■ Written task
Produce the listing below again, exactly as shown.

■ The data
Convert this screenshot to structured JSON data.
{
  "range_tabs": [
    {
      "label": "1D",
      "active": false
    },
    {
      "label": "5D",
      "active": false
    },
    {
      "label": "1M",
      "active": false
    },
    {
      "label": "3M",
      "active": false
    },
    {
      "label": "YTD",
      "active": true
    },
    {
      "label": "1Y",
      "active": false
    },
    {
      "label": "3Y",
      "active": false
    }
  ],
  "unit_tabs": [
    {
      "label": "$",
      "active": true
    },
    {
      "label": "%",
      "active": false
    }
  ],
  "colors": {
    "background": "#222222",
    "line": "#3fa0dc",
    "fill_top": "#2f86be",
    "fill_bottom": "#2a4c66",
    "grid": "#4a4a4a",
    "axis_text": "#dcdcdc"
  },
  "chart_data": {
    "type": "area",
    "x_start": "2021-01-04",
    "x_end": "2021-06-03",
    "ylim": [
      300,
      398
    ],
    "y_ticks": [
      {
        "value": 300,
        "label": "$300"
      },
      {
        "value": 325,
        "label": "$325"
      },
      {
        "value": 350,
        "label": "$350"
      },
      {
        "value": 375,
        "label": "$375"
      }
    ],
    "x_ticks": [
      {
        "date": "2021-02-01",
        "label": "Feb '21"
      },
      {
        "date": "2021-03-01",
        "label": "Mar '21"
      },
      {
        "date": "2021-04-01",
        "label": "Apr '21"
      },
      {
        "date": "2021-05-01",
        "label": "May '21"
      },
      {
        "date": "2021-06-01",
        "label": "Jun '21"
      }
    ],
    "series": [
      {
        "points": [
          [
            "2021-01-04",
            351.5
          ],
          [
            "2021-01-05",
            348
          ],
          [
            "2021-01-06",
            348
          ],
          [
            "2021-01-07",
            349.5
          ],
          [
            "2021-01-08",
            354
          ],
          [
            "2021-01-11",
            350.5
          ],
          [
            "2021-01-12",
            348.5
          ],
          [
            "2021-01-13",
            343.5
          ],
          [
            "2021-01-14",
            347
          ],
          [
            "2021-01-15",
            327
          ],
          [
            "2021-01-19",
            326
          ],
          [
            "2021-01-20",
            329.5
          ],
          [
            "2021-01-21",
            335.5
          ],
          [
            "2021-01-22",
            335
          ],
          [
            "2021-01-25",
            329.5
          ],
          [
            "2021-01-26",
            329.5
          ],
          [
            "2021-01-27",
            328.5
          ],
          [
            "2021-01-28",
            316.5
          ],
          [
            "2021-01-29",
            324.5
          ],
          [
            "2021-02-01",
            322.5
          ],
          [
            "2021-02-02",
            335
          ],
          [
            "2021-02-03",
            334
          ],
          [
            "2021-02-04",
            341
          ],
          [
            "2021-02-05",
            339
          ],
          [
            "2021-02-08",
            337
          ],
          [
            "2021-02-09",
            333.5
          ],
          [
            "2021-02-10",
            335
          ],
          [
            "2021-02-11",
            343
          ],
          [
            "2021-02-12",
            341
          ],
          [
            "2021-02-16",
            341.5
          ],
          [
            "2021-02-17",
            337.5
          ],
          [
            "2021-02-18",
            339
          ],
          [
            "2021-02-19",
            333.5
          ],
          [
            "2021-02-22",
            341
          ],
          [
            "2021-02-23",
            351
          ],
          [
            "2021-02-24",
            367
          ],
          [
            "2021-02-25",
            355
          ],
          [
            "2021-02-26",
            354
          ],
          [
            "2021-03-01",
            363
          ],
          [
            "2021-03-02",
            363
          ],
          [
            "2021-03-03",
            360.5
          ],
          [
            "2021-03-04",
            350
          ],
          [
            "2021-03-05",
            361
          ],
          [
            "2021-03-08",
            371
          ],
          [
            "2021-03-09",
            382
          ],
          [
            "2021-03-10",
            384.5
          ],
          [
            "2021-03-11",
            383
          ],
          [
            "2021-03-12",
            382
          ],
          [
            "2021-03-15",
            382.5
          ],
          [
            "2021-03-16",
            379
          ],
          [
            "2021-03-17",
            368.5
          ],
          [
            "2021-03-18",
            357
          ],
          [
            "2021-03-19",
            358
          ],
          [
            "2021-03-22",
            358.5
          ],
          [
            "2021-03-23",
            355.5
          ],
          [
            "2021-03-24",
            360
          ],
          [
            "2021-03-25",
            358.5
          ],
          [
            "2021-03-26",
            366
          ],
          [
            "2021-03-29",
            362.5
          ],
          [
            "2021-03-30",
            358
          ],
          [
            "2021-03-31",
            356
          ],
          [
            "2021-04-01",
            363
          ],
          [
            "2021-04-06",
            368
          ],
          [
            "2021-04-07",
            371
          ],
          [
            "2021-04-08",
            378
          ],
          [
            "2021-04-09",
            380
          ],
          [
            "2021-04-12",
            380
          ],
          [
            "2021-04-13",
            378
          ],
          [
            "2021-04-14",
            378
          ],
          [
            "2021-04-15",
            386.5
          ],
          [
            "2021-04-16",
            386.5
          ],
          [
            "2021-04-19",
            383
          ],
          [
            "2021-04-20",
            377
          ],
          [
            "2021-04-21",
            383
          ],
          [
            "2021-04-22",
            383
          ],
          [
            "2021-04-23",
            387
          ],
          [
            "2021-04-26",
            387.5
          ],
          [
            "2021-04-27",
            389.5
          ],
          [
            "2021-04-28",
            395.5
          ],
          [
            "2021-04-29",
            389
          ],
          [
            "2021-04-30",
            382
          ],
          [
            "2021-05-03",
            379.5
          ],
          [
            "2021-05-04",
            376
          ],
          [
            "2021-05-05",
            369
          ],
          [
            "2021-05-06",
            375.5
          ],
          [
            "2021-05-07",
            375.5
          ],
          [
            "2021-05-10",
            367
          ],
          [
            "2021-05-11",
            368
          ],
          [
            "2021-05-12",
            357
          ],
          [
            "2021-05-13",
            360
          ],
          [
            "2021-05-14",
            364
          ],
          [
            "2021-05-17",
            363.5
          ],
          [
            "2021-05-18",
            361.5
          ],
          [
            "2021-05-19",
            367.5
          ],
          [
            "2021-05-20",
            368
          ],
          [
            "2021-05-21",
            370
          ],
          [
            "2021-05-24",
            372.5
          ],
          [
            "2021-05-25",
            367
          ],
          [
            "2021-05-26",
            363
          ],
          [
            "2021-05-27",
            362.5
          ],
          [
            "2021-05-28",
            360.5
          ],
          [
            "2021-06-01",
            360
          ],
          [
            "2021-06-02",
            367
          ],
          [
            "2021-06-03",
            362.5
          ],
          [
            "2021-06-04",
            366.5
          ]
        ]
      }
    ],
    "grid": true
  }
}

■ Solution to the exercise
Convert this screenshot to structured JSON data.
{
  "range_tabs": [
    {
      "label": "1D",
      "active": false
    },
    {
      "label": "5D",
      "active": false
    },
    {
      "label": "1M",
      "active": false
    },
    {
      "label": "3M",
      "active": false
    },
    {
      "label": "YTD",
      "active": true
    },
    {
      "label": "1Y",
      "active": false
    },
    {
      "label": "3Y",
      "active": false
    }
  ],
  "unit_tabs": [
    {
      "label": "$",
      "active": true
    },
    {
      "label": "%",
      "active": false
    }
  ],
  "colors": {
    "background": "#222222",
    "line": "#3fa0dc",
    "fill_top": "#2f86be",
    "fill_bottom": "#2a4c66",
    "grid": "#4a4a4a",
    "axis_text": "#dcdcdc"
  },
  "chart_data": {
    "type": "area",
    "x_start": "2021-01-04",
    "x_end": "2021-06-03",
    "ylim": [
      300,
      398
    ],
    "y_ticks": [
      {
        "value": 300,
        "label": "$300"
      },
      {
        "value": 325,
        "label": "$325"
      },
      {
        "value": 350,
        "label": "$350"
      },
      {
        "value": 375,
        "label": "$375"
      }
    ],
    "x_ticks": [
      {
        "date": "2021-02-01",
        "label": "Feb '21"
      },
      {
        "date": "2021-03-01",
        "label": "Mar '21"
      },
      {
        "date": "2021-04-01",
        "label": "Apr '21"
      },
      {
        "date": "2021-05-01",
        "label": "May '21"
      },
      {
        "date": "2021-06-01",
        "label": "Jun '21"
      }
    ],
    "series": [
      {
        "points": [
          [
            "2021-01-04",
            351.5
          ],
          [
            "2021-01-05",
            348
          ],
          [
            "2021-01-06",
            348
          ],
          [
            "2021-01-07",
            349.5
          ],
          [
            "2021-01-08",
            354
          ],
          [
            "2021-01-11",
            350.5
          ],
          [
            "2021-01-12",
            348.5
          ],
          [
            "2021-01-13",
            343.5
          ],
          [
            "2021-01-14",
            347
          ],
          [
            "2021-01-15",
            327
          ],
          [
            "2021-01-19",
            326
          ],
          [
            "2021-01-20",
            329.5
          ],
          [
            "2021-01-21",
            335.5
          ],
          [
            "2021-01-22",
            335
          ],
          [
            "2021-01-25",
            329.5
          ],
          [
            "2021-01-26",
            329.5
          ],
          [
            "2021-01-27",
            328.5
          ],
          [
            "2021-01-28",
            316.5
          ],
          [
            "2021-01-29",
            324.5
          ],
          [
            "2021-02-01",
            322.5
          ],
          [
            "2021-02-02",
            335
          ],
          [
            "2021-02-03",
            334
          ],
          [
            "2021-02-04",
            341
          ],
          [
            "2021-02-05",
            339
          ],
          [
            "2021-02-08",
            337
          ],
          [
            "2021-02-09",
            333.5
          ],
          [
            "2021-02-10",
            335
          ],
          [
            "2021-02-11",
            343
          ],
          [
            "2021-02-12",
            341
          ],
          [
            "2021-02-16",
            341.5
          ],
          [
            "2021-02-17",
            337.5
          ],
          [
            "2021-02-18",
            339
          ],
          [
            "2021-02-19",
            333.5
          ],
          [
            "2021-02-22",
            341
          ],
          [
            "2021-02-23",
            351
          ],
          [
            "2021-02-24",
            367
          ],
          [
            "2021-02-25",
            355
          ],
          [
            "2021-02-26",
            354
          ],
          [
            "2021-03-01",
            363
          ],
          [
            "2021-03-02",
            363
          ],
          [
            "2021-03-03",
            360.5
          ],
          [
            "2021-03-04",
            350
          ],
          [
            "2021-03-05",
            361
          ],
          [
            "2021-03-08",
            371
          ],
          [
            "2021-03-09",
            382
          ],
          [
            "2021-03-10",
            384.5
          ],
          [
            "2021-03-11",
            383
          ],
          [
            "2021-03-12",
            382
          ],
          [
            "2021-03-15",
            382.5
          ],
          [
            "2021-03-16",
            379
          ],
          [
            "2021-03-17",
            368.5
          ],
          [
            "2021-03-18",
            357
          ],
          [
            "2021-03-19",
            358
          ],
          [
            "2021-03-22",
            358.5
          ],
          [
            "2021-03-23",
            355.5
          ],
          [
            "2021-03-24",
            360
          ],
          [
            "2021-03-25",
            358.5
          ],
          [
            "2021-03-26",
            366
          ],
          [
            "2021-03-29",
            362.5
          ],
          [
            "2021-03-30",
            358
          ],
          [
            "2021-03-31",
            356
          ],
          [
            "2021-04-01",
            363
          ],
          [
            "2021-04-06",
            368
          ],
          [
            "2021-04-07",
            371
          ],
          [
            "2021-04-08",
            378
          ],
          [
            "2021-04-09",
            380
          ],
          [
            "2021-04-12",
            380
          ],
          [
            "2021-04-13",
            378
          ],
          [
            "2021-04-14",
            378
          ],
          [
            "2021-04-15",
            386.5
          ],
          [
            "2021-04-16",
            386.5
          ],
          [
            "2021-04-19",
            383
          ],
          [
            "2021-04-20",
            377
          ],
          [
            "2021-04-21",
            383
          ],
          [
            "2021-04-22",
            383
          ],
          [
            "2021-04-23",
            387
          ],
          [
            "2021-04-26",
            387.5
          ],
          [
            "2021-04-27",
            389.5
          ],
          [
            "2021-04-28",
            395.5
          ],
          [
            "2021-04-29",
            389
          ],
          [
            "2021-04-30",
            382
          ],
          [
            "2021-05-03",
            379.5
          ],
          [
            "2021-05-04",
            376
          ],
          [
            "2021-05-05",
            369
          ],
          [
            "2021-05-06",
            375.5
          ],
          [
            "2021-05-07",
            375.5
          ],
          [
            "2021-05-10",
            367
          ],
          [
            "2021-05-11",
            368
          ],
          [
            "2021-05-12",
            357
          ],
          [
            "2021-05-13",
            360
          ],
          [
            "2021-05-14",
            364
          ],
          [
            "2021-05-17",
            363.5
          ],
          [
            "2021-05-18",
            361.5
          ],
          [
            "2021-05-19",
            367.5
          ],
          [
            "2021-05-20",
            368
          ],
          [
            "2021-05-21",
            370
          ],
          [
            "2021-05-24",
            372.5
          ],
          [
            "2021-05-25",
            367
          ],
          [
            "2021-05-26",
            363
          ],
          [
            "2021-05-27",
            362.5
          ],
          [
            "2021-05-28",
            360.5
          ],
          [
            "2021-06-01",
            360
          ],
          [
            "2021-06-02",
            367
          ],
          [
            "2021-06-03",
            362.5
          ],
          [
            "2021-06-04",
            366.5
          ]
        ]
      }
    ],
    "grid": true
  }
}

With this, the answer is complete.